(Entries from a dataset)

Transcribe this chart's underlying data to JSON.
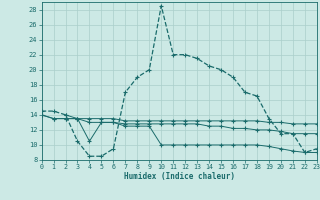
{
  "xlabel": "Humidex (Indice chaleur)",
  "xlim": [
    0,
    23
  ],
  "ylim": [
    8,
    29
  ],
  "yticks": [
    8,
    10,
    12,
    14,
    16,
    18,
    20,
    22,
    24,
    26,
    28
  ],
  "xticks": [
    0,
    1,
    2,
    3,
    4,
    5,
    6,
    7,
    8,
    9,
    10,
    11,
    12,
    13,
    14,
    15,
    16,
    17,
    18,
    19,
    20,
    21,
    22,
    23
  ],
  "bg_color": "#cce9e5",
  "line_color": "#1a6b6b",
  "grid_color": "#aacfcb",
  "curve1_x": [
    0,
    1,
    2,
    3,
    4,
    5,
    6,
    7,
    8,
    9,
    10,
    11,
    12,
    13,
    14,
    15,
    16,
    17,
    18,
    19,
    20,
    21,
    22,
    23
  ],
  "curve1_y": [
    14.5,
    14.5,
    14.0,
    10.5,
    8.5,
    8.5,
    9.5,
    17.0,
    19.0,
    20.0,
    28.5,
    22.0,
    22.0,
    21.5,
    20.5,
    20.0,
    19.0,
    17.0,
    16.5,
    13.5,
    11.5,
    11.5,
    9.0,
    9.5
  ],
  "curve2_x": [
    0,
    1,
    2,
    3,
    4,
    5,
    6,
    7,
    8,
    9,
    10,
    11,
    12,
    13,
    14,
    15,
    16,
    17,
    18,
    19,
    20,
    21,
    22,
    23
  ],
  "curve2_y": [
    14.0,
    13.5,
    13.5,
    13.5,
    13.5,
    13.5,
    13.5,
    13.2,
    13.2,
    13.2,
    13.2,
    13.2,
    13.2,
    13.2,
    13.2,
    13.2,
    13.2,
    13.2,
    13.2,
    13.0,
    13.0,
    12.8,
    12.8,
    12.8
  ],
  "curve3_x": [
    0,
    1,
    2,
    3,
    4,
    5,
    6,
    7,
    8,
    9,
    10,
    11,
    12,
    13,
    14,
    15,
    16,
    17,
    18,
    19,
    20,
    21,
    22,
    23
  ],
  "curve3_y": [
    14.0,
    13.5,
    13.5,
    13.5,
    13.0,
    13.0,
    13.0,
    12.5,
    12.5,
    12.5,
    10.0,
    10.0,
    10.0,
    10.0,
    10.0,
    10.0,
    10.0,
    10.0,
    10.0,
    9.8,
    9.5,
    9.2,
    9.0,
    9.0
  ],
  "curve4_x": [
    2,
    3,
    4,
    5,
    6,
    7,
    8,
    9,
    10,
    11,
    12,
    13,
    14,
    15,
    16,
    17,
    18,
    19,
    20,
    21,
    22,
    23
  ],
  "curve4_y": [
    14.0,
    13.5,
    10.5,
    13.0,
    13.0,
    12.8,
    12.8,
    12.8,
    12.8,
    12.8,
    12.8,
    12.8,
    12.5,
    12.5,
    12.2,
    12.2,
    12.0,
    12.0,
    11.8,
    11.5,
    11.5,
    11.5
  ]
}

---

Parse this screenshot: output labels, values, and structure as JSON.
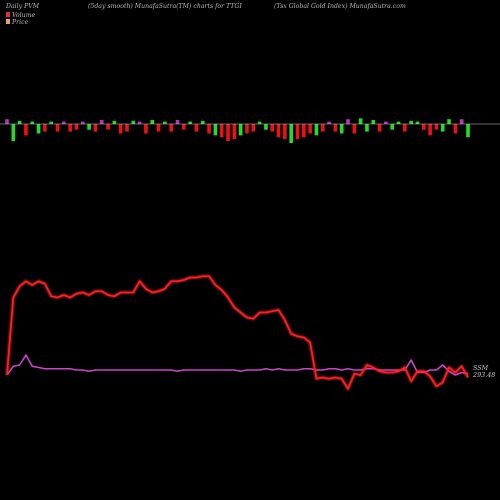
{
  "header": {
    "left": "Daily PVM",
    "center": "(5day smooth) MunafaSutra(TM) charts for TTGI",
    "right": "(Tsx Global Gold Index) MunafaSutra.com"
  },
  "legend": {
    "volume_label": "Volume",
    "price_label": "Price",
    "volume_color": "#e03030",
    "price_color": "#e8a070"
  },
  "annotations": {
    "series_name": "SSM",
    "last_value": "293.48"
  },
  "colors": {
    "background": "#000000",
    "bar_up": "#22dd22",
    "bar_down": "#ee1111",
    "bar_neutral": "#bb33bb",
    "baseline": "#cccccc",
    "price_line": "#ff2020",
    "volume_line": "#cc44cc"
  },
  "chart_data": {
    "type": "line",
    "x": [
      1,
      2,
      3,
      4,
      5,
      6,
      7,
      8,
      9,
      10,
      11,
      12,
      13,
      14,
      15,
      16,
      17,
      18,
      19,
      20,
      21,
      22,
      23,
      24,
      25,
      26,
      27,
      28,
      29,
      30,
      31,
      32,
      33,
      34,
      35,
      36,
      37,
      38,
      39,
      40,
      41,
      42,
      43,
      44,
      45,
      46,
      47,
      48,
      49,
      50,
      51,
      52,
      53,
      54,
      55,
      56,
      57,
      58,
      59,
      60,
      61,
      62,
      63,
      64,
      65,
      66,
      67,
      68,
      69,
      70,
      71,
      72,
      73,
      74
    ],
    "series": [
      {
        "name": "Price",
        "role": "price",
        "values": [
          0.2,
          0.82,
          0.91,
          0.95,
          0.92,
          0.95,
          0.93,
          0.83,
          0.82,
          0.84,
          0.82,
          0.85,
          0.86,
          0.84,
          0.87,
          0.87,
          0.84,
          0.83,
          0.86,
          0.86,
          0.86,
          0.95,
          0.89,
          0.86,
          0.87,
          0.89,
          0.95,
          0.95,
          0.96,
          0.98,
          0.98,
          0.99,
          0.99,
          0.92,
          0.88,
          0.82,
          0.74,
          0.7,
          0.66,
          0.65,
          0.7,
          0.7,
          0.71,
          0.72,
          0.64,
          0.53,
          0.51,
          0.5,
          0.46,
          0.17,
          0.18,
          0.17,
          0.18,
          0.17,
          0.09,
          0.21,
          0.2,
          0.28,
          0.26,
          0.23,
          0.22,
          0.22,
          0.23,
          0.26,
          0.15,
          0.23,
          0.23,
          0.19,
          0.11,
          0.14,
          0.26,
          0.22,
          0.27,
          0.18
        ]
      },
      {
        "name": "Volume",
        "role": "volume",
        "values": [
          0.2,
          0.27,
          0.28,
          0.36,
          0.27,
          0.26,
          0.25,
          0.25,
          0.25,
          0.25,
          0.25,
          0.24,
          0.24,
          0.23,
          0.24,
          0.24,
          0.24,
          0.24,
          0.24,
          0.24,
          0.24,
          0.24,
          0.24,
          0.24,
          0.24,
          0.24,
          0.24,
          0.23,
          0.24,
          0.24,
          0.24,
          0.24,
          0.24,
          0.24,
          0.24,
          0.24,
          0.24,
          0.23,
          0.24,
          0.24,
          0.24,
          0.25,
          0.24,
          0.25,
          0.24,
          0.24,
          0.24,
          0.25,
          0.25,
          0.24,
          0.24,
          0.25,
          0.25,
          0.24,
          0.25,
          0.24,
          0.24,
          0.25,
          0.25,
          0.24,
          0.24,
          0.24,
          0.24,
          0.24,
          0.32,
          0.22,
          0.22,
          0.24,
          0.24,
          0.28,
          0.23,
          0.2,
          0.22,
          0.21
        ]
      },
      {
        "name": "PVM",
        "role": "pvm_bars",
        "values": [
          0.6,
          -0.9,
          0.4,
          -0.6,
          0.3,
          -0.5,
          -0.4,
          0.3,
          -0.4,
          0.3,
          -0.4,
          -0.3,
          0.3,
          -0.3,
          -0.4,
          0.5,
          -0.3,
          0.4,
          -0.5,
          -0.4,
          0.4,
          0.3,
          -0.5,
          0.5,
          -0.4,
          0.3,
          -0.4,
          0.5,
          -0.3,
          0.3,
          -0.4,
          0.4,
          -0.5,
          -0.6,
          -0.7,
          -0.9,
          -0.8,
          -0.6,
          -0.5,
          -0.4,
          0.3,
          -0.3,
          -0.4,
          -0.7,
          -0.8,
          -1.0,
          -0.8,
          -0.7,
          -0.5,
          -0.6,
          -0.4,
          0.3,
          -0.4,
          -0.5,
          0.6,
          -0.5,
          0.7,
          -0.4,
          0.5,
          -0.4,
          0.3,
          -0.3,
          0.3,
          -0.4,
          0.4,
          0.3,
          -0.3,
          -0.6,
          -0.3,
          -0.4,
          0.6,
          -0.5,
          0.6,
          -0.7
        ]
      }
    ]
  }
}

...

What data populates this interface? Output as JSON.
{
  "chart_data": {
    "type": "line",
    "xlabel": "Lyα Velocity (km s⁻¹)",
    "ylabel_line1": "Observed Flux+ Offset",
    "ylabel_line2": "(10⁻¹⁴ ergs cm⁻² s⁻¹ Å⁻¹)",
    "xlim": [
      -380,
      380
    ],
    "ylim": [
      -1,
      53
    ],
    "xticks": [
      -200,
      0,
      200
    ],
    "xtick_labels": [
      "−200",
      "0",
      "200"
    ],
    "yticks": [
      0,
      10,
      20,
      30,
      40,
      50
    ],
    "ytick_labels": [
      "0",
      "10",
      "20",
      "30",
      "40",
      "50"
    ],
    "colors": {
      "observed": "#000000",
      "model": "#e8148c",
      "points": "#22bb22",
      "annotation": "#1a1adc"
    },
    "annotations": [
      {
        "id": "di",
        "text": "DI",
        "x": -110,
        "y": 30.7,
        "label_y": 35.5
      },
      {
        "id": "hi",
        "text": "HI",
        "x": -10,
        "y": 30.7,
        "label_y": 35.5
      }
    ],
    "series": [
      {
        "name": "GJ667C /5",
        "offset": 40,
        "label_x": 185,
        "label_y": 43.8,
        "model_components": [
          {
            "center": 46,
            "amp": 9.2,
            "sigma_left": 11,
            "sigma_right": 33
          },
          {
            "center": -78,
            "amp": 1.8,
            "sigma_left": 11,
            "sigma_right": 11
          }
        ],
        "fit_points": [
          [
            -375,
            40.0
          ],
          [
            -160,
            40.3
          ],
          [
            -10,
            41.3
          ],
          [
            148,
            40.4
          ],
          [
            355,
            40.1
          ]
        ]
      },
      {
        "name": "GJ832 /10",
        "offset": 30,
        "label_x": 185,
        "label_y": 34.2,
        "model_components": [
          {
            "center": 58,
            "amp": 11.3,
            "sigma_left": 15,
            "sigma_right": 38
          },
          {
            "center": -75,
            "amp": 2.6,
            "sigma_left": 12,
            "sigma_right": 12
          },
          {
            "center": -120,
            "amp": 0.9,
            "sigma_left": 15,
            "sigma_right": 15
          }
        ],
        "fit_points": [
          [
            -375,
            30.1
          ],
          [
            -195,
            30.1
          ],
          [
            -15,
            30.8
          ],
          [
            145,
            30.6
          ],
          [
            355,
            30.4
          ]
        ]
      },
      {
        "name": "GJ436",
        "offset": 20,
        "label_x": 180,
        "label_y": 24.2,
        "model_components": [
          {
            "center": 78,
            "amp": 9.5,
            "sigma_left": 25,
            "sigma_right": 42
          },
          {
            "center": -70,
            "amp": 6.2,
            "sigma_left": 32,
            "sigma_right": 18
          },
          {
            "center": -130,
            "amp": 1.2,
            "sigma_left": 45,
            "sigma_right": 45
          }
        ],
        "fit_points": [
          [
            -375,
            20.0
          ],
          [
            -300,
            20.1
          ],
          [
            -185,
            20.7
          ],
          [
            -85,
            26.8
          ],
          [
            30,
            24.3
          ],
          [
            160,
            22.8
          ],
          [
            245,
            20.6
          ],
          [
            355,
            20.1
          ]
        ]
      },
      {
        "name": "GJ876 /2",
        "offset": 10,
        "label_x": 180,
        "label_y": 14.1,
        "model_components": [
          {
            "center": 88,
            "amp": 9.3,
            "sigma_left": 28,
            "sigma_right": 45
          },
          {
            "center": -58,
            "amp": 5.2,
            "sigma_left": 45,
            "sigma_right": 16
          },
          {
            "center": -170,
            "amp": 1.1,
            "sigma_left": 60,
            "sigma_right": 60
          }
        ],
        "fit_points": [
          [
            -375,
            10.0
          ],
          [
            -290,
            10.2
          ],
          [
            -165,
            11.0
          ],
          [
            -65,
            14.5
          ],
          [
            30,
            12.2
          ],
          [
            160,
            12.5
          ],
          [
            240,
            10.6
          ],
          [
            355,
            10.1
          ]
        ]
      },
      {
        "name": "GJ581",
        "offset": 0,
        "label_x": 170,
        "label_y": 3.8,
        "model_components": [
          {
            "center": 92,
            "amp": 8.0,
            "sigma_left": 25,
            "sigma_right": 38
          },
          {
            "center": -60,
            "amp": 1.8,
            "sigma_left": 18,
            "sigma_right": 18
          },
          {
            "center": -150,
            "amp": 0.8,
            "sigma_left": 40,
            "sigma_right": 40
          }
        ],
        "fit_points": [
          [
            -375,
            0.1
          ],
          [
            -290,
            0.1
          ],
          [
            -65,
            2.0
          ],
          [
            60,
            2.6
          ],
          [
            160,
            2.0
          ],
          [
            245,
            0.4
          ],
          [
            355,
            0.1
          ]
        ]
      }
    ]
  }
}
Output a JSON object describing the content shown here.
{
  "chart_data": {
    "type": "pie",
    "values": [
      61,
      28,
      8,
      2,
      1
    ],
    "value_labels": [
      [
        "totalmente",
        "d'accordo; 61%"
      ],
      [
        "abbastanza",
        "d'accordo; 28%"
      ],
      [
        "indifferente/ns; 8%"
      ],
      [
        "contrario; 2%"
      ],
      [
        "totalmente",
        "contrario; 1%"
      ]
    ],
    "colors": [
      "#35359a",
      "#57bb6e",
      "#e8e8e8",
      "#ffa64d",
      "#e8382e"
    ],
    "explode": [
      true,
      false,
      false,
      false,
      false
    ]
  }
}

(STATED TASK) Work out how many lines of the data above contain the string "JSON" and give the number alone.

(SOLVED PROBLEM) 4